▸ COMPITO A:
Ricopia fedelmente il tratto del testo sulle 95 tesi che va da "10. Pratiche ecologiche" fino a "atto di fede.".

▸ BRANO CITATO:
'''
Le 95 tesi

  1. Tutte e tutti devono poter vivere bene
  2. Vivere bene non significa sopravvivere, ma soddisfare i propri bisogni e sviluppare desideri indipendentemente dalle proprie possibilità
  3. Vivere bene significa avere la scelta di rifiutare i ricatti, che siano quelli sul lavoro, per i documenti o per la casa.
  4. Il ricatto è la forma di dominio attraverso cui una persona, un gruppo o l’istituzione, sottomette chi grava in condizioni peggiori.  
  5.  Vivere bene significa poter non accettare le briciole con le quali i pre-potenti mascherano i ricatti ed allargano la forbice che li separa dai primi.
  6. Essere liberi, ovvero poter considerare gli esseri umani non come mezzi per l’accumulazione della ricchezza, né come fini in sé, ma piuttosto come semplici modi del mondo.
  7. Liberi, ovvero non farsi imporre i ritmi di vita dalla frenesia della metropoli, rivendicando la specificità temporale della vita nel territorio.
  8. Territorio: uno spazio fisico, temporale e relazionale in cui costruire modi di esistere e vivere bene.
  9. Le politiche di un territorio per poter essere pensate in questo modo (vedi sopra) sono da costruirsi in primis tra le comunità che lo abitano, che ogni giorno si incontrano o si scontrano per le stesse strade.
  10. Pratiche ecologiche di quartiere, ovvero prendersi cura dell’Altro, dei suoi limiti e della sua potenza, affinché ognuno sia sicuro…di non rimanere da solo passibile di ricatti.
  11. Tali pratiche sono il politico: nulla a che fare con la politica.
  12. Politico deve essere: intrecciare legami di solidarietà e mutualità; 
  13. conoscere chi si ha intorno e partecipare alla vita dello stesso quartiere o condividere simili necessità, trasformando la paura dell’estraneo in conoscenza del vicino, la reciproca sfiducia in relazioni. 
  14. Serve un atto di fede.
  15. I legami di mutualità e l’organizzazione garantiscono che le trasformazioni seguano le necessità di chi vive il territorio, ovvero dell’intrecciarsi delle comunità, e non meri interessi economici.
  16. Gli abitanti più radicati, come quelli appena giunti, devono farsi carico dei problemi del territorio e di chi ci abita, cooperare affinché il quartiere migliori per tutti.
  17. Per questo ogni trasformazione o cambiamento richiede tempo e cautela.
  18. La vita non ha la stessa velocità del denaro.
  19. Il politico va organizzato perché non si può delegare.
  20. “Non ho tempo” non vale.
  21. Al momento le politiche sui quartieri di Milano vanno in tutt’altra direzione.
  22. Il centro, come zona esclusiva, si sta esponenzialmente allargando; i quartieri più popolari e periferici sono oggetto di grandi investimenti e trasformazioni radicali.
'''
▸ RECORD FORNITI:
'''
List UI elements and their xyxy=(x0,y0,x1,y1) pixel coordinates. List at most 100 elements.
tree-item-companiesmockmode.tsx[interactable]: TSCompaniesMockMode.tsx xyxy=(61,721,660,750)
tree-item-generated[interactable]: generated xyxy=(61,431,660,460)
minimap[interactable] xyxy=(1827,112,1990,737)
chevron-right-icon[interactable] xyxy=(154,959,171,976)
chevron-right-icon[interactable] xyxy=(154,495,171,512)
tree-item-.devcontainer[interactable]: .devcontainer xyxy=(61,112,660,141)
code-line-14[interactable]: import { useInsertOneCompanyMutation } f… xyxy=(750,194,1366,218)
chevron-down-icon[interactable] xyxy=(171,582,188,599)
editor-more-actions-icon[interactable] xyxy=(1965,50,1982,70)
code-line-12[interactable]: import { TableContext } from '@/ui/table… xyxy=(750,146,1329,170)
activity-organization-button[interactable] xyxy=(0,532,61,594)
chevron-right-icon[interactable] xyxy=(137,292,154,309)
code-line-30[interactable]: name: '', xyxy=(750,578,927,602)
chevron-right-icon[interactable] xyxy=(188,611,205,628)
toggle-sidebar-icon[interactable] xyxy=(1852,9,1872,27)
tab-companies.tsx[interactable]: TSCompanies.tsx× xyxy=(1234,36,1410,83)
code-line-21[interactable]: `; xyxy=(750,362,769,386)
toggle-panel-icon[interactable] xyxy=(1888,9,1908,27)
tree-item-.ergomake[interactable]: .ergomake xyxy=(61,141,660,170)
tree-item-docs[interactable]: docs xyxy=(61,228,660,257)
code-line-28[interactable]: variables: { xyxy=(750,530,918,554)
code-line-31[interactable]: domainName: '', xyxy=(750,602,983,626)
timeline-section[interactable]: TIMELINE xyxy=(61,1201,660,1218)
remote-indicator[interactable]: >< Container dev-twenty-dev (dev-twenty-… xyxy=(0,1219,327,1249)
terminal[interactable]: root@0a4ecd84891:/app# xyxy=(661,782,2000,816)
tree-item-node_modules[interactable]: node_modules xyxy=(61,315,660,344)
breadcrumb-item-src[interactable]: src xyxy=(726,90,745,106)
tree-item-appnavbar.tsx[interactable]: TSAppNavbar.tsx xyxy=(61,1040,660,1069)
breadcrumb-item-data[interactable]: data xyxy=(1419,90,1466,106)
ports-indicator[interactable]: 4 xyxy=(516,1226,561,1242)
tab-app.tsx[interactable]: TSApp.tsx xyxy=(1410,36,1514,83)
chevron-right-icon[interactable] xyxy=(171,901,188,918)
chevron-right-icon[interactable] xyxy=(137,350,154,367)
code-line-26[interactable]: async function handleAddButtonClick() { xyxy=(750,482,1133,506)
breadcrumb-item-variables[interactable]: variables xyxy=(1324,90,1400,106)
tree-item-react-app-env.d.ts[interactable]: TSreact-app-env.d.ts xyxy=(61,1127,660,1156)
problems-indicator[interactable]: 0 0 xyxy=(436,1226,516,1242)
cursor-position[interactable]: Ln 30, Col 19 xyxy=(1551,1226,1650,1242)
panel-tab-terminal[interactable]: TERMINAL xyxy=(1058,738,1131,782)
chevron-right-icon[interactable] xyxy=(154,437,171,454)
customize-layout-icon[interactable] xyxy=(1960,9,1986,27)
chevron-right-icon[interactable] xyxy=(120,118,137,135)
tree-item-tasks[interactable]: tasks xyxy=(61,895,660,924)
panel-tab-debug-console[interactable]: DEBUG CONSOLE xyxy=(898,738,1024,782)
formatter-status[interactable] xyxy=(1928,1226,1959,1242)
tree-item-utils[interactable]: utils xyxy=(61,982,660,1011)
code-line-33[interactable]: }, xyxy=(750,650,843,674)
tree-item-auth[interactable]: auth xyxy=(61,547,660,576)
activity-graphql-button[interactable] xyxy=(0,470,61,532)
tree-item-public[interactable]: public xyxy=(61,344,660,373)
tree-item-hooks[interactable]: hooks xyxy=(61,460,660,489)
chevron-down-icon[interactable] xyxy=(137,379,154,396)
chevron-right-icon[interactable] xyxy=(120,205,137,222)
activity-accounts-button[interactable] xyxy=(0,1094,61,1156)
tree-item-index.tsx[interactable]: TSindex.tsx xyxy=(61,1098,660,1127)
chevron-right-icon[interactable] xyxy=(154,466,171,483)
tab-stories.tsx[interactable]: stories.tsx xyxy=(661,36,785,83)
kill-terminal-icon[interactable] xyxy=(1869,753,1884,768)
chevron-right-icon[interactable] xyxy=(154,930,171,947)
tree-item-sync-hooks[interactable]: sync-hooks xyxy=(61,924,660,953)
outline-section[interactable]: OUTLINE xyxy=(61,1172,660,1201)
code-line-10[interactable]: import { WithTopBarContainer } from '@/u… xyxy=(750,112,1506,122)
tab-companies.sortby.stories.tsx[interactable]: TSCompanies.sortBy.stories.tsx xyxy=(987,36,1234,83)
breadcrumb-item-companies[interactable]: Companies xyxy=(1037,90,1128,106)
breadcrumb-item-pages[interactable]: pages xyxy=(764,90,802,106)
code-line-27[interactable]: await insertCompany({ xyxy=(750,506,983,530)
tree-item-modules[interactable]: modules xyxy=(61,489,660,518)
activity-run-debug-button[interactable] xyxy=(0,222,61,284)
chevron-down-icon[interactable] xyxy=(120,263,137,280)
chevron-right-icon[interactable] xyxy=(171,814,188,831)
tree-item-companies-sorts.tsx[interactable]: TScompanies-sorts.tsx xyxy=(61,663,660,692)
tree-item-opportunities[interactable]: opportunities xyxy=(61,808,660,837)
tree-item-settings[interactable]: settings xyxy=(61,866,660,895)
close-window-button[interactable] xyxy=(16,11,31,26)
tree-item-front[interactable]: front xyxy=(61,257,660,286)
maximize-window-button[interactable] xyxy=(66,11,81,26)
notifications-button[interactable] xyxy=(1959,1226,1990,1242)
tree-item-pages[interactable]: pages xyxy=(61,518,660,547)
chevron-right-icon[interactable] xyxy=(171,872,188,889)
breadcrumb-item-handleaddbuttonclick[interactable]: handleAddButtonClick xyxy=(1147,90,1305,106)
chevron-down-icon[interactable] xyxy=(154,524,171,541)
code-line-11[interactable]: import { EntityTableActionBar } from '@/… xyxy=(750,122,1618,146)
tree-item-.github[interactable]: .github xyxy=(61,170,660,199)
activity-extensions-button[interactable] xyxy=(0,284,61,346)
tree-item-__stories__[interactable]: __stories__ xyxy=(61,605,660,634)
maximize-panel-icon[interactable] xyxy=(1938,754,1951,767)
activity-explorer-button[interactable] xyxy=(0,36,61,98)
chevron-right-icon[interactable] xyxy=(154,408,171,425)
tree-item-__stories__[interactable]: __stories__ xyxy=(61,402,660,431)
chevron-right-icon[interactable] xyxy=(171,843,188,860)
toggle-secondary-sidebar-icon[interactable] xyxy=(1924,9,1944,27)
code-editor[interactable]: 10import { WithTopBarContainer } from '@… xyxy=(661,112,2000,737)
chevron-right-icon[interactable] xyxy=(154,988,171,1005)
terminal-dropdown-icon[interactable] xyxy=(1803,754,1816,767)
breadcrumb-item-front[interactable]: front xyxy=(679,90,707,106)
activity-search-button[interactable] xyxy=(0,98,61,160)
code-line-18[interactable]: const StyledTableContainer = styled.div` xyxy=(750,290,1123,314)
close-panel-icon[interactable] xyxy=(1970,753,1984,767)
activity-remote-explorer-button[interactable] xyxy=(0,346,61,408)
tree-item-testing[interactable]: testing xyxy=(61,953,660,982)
'''
▸ COMPITO B:
Formatta come lista JSON di stringhe il tratto dei record che va dal loro inizio fino alla riga che contiene "chevron-right-icon[interactable] xyxy=(188,611,205,628)", estremi inclusi. Usa una stringa per ogni riga e tralascia le righe vuote.

▸ RISPOSTA A:
10. Pratiche ecologiche di quartiere, ovvero prendersi cura dell’Altro, dei suoi limiti e della sua potenza, affinché ognuno sia sicuro…di non rimanere da solo passibile di ricatti.
  11. Tali pratiche sono il politico: nulla a che fare con la politica.
  12. Politico deve essere: intrecciare legami di solidarietà e mutualità; 
  13. conoscere chi si ha intorno e partecipare alla vita dello stesso quartiere o condividere simili necessità, trasformando la paura dell’estraneo in conoscenza del vicino, la reciproca sfiducia in relazioni. 
  14. Serve un atto di fede.

▸ RISPOSTA B:
[
  "List UI elements and their xyxy=(x0,y0,x1,y1) pixel coordinates. List at most 100 elements.",
  "tree-item-companiesmockmode.tsx[interactable]: TSCompaniesMockMode.tsx xyxy=(61,721,660,750)",
  "tree-item-generated[interactable]: generated xyxy=(61,431,660,460)",
  "minimap[interactable] xyxy=(1827,112,1990,737)",
  "chevron-right-icon[interactable] xyxy=(154,959,171,976)",
  "chevron-right-icon[interactable] xyxy=(154,495,171,512)",
  "tree-item-.devcontainer[interactable]: .devcontainer xyxy=(61,112,660,141)",
  "code-line-14[interactable]: import { useInsertOneCompanyMutation } f… xyxy=(750,194,1366,218)",
  "chevron-down-icon[interactable] xyxy=(171,582,188,599)",
  "editor-more-actions-icon[interactable] xyxy=(1965,50,1982,70)",
  "code-line-12[interactable]: import { TableContext } from '@/ui/table… xyxy=(750,146,1329,170)",
  "activity-organization-button[interactable] xyxy=(0,532,61,594)",
  "chevron-right-icon[interactable] xyxy=(137,292,154,309)",
  "code-line-30[interactable]: name: '', xyxy=(750,578,927,602)",
  "chevron-right-icon[interactable] xyxy=(188,611,205,628)"
]